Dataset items
====
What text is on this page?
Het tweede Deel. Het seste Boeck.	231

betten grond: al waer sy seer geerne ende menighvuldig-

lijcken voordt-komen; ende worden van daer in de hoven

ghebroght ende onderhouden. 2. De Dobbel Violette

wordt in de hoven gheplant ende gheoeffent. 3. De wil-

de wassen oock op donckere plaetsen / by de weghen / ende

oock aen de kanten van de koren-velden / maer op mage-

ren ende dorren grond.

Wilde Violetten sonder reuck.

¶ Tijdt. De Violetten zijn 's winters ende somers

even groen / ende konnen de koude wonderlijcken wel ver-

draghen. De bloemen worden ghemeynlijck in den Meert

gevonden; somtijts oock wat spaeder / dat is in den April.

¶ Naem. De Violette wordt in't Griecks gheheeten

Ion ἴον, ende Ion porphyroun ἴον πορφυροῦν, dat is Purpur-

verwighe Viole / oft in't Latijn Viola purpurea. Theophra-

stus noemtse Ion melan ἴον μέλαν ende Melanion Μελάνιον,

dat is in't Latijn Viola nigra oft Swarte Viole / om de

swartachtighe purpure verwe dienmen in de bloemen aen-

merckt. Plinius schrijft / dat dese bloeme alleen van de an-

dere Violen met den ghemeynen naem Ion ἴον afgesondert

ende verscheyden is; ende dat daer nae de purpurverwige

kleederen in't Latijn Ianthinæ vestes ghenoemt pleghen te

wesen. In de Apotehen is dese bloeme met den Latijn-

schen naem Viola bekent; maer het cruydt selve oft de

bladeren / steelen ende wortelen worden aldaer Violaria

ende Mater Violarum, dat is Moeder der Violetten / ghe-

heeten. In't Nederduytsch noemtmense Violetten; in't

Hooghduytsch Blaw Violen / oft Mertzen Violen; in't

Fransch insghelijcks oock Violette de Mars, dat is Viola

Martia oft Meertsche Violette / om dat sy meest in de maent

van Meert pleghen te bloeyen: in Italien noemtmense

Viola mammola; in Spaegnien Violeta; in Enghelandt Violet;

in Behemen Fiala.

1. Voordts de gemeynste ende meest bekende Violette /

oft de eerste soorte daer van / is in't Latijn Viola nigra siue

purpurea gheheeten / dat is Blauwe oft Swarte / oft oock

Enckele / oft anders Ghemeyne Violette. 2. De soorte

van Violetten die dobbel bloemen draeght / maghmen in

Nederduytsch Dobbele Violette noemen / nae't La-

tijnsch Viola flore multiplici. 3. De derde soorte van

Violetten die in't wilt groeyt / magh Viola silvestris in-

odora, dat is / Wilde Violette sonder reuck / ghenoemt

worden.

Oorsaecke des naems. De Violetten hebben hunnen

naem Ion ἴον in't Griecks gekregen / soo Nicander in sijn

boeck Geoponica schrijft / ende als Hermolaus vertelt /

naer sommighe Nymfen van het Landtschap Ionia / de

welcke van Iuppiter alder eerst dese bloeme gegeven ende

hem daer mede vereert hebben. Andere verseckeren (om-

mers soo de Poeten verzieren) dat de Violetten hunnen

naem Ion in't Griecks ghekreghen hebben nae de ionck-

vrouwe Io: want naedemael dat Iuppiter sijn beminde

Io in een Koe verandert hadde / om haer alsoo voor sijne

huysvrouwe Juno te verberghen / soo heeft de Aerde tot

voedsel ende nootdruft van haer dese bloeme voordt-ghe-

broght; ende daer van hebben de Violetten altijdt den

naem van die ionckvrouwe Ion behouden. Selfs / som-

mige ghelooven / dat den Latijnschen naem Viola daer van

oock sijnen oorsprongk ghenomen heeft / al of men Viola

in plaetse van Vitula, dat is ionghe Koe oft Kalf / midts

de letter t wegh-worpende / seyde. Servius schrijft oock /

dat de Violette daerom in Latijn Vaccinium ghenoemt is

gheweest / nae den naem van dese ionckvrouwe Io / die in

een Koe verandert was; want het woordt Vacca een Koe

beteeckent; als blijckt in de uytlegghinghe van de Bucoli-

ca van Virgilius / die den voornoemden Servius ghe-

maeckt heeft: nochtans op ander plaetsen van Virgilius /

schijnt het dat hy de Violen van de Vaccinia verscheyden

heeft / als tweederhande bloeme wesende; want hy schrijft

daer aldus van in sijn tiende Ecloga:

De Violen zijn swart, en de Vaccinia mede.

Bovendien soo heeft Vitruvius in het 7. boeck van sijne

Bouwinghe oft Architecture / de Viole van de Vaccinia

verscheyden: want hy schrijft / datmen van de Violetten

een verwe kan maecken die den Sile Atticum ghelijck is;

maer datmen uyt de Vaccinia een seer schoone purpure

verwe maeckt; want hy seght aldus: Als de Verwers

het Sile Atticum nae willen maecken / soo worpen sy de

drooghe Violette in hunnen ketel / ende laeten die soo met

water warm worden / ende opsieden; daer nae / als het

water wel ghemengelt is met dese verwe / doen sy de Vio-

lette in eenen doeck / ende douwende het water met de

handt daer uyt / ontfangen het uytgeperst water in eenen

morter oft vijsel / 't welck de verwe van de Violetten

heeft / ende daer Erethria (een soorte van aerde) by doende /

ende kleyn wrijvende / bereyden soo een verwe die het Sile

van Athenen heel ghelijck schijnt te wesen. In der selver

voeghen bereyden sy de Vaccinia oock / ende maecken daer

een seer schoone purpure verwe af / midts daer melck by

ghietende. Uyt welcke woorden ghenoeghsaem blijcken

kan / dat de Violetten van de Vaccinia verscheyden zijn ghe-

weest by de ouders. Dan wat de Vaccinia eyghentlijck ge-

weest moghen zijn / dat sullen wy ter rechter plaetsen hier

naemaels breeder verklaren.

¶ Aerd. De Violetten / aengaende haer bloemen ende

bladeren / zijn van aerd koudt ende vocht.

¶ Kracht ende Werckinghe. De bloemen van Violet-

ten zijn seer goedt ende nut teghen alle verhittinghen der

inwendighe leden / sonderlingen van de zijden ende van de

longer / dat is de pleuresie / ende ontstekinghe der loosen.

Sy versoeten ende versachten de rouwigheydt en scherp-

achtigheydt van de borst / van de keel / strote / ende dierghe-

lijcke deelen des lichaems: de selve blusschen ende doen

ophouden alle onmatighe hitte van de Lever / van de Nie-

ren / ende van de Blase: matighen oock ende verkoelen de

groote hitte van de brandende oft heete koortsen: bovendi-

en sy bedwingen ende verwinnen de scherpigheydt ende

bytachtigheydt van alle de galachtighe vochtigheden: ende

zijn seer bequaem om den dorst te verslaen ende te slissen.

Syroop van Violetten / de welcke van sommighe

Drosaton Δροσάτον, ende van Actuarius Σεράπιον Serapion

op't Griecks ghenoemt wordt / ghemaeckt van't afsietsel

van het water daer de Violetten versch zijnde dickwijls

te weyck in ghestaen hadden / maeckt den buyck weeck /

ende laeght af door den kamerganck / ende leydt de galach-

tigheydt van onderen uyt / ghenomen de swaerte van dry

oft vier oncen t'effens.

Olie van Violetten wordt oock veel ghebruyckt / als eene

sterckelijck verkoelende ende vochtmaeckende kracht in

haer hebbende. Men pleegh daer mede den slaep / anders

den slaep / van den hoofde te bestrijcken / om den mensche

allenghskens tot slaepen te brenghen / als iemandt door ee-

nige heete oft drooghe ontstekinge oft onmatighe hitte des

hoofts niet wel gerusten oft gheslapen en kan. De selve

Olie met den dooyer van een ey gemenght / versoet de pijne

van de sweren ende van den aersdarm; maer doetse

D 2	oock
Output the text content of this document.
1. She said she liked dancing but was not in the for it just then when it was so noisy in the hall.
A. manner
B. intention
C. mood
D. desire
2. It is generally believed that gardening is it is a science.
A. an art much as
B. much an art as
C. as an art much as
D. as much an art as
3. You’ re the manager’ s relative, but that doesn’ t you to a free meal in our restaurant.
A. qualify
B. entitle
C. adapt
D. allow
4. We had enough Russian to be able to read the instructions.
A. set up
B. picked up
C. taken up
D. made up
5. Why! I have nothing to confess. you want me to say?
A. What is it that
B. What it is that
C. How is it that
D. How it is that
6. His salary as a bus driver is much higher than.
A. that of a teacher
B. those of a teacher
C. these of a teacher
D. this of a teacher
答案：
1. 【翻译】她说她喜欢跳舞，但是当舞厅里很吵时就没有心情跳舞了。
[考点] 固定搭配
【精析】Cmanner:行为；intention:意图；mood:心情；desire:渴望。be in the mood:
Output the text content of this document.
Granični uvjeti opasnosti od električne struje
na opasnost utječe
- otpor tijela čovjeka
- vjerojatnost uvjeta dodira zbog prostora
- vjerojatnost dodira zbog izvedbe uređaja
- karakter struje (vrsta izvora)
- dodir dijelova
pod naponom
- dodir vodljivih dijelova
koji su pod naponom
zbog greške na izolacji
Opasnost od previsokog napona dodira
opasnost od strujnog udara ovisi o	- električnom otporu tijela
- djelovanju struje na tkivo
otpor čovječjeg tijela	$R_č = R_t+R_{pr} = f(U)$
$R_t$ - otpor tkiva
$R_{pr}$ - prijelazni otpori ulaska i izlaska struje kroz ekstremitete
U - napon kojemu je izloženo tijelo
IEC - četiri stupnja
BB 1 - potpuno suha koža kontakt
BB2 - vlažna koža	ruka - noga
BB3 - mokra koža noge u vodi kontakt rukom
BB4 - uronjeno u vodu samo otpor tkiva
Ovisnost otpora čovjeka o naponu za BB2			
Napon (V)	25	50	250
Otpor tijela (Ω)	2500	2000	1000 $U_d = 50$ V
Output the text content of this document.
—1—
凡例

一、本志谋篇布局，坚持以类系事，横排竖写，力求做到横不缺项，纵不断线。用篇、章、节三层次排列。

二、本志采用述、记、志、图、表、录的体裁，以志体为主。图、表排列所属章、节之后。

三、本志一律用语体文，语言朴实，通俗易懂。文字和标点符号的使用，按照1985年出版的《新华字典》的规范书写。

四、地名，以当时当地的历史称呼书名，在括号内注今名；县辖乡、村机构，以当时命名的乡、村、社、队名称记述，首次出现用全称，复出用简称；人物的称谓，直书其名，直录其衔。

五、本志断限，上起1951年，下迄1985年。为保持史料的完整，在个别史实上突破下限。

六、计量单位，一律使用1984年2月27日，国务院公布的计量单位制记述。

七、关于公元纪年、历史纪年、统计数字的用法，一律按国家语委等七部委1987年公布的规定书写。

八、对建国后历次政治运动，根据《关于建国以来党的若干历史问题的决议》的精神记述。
====
## Required work
Select every line of the material above holding the word "bereyden" and copy it.

## Final answer
ende kleyn wrijvende / bereyden soo een verwe die het Sile
voeghen bereyden sy de Vaccinia oock / ende maecken daer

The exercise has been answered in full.